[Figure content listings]

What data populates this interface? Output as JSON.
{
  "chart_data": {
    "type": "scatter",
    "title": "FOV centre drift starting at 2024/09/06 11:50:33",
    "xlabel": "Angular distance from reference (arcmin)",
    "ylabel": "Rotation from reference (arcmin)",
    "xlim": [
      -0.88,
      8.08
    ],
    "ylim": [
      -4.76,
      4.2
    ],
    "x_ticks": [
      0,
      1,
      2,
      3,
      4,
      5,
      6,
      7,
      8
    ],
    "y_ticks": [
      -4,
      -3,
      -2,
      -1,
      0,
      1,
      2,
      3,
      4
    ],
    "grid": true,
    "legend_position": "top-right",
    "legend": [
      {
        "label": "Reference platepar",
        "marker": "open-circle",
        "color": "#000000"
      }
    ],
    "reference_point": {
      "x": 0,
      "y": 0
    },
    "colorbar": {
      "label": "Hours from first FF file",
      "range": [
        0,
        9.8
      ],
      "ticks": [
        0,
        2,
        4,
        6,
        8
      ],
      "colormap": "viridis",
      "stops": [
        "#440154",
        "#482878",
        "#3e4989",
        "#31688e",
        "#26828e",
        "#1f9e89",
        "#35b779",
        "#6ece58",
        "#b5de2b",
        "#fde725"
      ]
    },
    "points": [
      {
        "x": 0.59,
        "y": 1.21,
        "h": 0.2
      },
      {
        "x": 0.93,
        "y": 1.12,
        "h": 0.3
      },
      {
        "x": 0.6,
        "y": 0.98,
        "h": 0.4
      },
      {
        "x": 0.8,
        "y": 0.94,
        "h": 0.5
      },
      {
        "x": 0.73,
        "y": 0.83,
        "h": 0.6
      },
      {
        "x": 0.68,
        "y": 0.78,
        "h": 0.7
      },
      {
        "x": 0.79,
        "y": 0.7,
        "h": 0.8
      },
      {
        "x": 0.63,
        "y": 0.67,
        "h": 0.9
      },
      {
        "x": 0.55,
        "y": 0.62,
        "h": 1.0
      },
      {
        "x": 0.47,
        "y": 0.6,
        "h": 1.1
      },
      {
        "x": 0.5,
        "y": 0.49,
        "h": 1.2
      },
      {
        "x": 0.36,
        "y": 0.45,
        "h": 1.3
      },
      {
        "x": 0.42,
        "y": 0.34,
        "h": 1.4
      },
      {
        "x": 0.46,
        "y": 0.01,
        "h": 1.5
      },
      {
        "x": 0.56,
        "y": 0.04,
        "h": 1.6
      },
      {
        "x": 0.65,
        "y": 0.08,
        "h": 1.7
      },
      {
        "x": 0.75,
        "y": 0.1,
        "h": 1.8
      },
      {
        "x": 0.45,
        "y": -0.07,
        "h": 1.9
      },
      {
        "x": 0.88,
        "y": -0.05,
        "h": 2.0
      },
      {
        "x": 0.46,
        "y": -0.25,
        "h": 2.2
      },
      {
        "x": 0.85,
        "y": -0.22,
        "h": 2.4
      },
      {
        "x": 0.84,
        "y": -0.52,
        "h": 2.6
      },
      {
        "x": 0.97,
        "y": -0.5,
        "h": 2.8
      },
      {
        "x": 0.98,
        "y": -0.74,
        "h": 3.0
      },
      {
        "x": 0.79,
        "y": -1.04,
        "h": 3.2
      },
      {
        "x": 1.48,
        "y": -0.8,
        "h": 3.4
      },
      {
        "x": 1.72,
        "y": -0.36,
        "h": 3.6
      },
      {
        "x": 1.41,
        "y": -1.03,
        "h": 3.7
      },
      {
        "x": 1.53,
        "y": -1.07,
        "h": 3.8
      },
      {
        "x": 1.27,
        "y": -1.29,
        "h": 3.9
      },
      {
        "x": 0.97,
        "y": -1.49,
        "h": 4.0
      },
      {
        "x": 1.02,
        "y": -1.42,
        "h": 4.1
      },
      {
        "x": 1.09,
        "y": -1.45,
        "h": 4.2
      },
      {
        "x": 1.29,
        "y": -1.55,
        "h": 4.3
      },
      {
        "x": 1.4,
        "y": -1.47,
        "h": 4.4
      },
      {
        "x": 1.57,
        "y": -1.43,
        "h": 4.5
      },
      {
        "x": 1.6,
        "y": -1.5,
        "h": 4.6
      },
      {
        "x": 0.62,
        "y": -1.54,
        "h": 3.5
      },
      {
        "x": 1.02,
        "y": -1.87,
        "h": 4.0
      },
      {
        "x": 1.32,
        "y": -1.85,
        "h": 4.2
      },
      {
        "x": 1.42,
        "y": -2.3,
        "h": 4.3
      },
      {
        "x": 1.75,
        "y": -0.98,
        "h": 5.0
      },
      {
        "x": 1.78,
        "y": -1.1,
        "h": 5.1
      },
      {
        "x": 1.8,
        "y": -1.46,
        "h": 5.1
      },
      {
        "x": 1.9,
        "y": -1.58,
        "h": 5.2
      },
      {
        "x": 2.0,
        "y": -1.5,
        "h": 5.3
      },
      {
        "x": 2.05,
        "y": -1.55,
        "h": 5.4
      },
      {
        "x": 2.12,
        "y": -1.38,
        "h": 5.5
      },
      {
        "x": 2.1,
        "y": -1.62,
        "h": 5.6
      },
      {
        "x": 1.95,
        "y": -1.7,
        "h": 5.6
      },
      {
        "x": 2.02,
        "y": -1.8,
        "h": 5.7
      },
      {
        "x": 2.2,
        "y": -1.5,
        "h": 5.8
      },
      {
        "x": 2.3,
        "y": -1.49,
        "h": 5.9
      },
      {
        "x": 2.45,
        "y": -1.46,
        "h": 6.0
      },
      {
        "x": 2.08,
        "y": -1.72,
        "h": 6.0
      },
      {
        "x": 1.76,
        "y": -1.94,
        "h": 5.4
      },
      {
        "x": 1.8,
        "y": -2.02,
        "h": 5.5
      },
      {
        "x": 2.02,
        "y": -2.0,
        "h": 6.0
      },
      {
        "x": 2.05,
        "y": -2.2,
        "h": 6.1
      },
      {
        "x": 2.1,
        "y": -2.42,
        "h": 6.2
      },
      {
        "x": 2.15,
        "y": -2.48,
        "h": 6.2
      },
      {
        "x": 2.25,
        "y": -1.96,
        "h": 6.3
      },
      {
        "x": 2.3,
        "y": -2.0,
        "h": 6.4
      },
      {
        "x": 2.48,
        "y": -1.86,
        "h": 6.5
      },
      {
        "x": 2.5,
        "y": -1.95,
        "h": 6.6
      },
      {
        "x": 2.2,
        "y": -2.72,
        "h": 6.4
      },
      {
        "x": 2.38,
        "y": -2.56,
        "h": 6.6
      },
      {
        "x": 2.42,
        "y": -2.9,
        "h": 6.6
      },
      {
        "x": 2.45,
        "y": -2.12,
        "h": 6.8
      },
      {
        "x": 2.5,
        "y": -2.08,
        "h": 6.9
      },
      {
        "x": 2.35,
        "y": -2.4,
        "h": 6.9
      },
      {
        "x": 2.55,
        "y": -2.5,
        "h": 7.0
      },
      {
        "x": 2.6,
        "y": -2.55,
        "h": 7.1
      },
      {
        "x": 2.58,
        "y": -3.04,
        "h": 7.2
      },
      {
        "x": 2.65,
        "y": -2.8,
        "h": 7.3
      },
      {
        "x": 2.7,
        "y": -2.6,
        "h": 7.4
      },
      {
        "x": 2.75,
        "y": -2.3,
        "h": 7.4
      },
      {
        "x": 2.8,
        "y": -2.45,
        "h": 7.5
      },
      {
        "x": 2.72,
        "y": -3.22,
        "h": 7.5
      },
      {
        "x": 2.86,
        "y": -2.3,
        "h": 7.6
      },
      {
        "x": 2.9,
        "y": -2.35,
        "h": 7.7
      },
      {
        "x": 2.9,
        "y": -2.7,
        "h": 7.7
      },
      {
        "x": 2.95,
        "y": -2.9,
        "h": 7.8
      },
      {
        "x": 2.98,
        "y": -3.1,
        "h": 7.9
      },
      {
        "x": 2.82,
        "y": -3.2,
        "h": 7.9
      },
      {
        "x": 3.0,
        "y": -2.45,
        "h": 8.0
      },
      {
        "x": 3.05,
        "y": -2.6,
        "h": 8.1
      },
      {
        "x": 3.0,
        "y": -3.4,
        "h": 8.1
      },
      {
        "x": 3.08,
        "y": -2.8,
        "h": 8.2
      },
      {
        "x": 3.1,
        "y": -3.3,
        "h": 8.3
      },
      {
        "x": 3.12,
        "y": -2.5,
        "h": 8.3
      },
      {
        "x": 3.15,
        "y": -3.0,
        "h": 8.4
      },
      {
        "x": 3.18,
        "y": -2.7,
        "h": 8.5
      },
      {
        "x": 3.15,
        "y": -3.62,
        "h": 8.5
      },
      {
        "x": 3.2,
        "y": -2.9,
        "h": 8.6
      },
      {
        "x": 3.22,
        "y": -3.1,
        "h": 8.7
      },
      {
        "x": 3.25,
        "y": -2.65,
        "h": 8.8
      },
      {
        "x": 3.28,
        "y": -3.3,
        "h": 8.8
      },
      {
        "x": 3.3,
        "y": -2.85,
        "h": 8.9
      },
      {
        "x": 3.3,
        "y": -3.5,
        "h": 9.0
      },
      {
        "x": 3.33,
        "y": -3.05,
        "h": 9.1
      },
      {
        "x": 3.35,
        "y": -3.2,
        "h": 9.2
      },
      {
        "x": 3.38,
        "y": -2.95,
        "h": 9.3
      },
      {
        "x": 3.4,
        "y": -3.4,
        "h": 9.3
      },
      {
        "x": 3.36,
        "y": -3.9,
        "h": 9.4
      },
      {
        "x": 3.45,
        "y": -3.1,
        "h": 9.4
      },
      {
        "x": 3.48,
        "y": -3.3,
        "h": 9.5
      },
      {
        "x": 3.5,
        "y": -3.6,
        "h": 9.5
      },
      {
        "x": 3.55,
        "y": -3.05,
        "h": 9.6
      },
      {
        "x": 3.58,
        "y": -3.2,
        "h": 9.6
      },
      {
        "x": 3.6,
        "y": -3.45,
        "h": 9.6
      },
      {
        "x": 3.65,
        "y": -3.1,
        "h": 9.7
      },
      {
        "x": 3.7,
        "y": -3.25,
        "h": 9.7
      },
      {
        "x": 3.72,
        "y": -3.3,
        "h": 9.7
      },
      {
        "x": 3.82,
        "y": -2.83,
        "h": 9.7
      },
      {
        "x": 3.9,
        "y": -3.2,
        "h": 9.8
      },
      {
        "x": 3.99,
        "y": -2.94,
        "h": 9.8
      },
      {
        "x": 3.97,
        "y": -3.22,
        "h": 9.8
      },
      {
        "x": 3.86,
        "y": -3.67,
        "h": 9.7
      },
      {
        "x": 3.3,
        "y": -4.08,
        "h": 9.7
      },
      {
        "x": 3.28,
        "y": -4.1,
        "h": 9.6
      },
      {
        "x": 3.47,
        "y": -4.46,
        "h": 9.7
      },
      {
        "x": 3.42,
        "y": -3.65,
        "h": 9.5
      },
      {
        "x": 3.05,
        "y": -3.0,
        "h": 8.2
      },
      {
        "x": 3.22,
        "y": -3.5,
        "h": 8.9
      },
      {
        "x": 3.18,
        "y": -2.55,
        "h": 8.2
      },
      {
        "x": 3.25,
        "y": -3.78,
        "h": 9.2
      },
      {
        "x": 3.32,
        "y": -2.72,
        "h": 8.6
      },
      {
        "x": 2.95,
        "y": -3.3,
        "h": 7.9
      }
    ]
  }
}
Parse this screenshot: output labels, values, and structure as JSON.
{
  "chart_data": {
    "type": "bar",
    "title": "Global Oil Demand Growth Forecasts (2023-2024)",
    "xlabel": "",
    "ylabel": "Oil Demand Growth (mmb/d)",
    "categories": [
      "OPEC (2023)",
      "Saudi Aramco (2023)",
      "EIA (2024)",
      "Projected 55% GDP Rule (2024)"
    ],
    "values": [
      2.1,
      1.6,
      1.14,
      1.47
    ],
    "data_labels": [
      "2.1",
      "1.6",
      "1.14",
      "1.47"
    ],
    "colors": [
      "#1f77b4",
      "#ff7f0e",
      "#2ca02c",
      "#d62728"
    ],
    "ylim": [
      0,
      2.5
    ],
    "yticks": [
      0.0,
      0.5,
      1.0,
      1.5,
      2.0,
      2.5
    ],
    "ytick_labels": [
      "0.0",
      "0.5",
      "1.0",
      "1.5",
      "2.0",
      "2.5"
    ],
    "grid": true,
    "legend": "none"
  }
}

_Work required:_
In the records above, how many lines include the string "from"? Answer with only the number.

_Response:_
3